━━━ RECORDS FOR THE TASK
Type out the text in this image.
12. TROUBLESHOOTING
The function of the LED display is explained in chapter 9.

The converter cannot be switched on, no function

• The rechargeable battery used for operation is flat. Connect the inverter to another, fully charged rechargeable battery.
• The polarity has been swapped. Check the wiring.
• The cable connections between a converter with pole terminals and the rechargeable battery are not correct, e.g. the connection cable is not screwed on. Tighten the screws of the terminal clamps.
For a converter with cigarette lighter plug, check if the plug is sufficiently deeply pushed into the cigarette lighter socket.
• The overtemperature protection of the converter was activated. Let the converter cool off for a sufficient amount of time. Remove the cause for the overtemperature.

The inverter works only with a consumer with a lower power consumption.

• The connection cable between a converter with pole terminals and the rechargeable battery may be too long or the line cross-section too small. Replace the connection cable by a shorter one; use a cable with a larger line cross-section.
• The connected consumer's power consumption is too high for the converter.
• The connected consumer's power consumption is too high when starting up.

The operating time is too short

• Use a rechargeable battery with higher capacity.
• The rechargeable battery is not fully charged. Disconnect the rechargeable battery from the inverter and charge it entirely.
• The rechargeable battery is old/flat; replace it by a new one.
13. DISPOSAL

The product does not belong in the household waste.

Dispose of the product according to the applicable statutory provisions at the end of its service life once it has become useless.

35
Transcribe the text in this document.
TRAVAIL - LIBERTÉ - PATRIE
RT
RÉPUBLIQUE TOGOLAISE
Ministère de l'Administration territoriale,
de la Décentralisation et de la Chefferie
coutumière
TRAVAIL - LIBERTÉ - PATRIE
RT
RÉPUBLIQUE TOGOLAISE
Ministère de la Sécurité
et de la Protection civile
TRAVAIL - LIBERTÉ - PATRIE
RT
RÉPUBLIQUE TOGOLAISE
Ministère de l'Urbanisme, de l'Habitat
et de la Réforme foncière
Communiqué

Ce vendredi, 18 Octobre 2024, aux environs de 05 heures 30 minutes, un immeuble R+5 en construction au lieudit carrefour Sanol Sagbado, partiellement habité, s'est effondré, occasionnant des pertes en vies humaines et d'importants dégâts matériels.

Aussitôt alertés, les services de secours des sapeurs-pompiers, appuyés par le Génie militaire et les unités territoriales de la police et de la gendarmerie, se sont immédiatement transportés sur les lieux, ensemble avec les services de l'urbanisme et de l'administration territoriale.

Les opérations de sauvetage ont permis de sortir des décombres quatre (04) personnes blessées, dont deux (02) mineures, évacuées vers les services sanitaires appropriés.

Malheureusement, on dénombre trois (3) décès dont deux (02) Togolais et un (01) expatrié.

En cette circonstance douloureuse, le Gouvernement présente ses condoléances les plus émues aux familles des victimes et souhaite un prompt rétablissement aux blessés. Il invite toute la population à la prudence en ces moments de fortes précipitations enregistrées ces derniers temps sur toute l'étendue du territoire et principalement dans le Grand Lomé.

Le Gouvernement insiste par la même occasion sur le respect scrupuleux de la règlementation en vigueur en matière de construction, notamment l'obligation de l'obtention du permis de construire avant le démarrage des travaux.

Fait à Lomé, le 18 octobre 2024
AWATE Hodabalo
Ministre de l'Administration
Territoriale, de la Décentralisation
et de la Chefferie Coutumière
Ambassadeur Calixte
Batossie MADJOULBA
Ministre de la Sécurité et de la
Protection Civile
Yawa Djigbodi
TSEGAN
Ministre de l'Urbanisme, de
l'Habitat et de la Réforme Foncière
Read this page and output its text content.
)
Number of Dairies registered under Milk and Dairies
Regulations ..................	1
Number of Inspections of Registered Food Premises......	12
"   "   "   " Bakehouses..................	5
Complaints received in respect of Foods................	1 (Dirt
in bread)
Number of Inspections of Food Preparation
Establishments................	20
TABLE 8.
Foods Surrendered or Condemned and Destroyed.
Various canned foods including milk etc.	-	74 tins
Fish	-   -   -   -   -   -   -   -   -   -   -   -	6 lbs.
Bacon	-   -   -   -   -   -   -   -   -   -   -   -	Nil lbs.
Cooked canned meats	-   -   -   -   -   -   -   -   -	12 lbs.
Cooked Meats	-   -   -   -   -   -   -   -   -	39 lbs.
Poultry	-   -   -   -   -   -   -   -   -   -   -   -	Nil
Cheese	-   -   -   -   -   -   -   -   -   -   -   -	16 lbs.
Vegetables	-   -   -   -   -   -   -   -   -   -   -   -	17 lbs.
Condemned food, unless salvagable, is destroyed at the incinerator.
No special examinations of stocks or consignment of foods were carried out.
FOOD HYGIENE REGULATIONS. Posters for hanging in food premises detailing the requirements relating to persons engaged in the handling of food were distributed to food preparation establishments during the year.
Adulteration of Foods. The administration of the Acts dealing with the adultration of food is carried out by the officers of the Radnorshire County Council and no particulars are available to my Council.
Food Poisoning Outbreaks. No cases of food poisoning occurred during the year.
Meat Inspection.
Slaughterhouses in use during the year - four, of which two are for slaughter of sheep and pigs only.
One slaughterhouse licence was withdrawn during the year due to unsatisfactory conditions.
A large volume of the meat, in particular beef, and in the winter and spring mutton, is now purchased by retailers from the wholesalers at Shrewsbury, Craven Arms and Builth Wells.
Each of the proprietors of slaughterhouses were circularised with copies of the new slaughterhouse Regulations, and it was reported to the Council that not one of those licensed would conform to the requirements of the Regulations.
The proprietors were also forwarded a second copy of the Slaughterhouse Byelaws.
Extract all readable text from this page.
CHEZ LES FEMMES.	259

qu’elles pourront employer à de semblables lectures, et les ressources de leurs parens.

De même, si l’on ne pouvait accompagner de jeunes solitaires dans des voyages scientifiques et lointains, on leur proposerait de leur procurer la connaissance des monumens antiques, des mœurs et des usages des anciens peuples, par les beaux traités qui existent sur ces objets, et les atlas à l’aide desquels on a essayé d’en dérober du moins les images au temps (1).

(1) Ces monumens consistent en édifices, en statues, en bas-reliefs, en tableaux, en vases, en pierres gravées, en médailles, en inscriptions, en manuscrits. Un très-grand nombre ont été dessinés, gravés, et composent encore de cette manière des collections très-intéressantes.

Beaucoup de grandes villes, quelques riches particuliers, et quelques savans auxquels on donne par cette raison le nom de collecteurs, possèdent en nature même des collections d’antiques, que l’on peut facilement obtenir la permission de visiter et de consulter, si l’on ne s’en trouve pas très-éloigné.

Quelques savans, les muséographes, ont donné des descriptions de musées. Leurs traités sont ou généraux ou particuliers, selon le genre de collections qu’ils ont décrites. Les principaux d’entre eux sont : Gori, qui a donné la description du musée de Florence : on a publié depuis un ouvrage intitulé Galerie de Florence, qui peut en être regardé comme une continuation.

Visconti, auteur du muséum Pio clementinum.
━━━━━━
### TO BE DONE
Copy out the lines that hold "connected".

### COMPLETE RESPONSE
• The connected consumer's power consumption is too high for the converter.
• The connected consumer's power consumption is too high when starting up.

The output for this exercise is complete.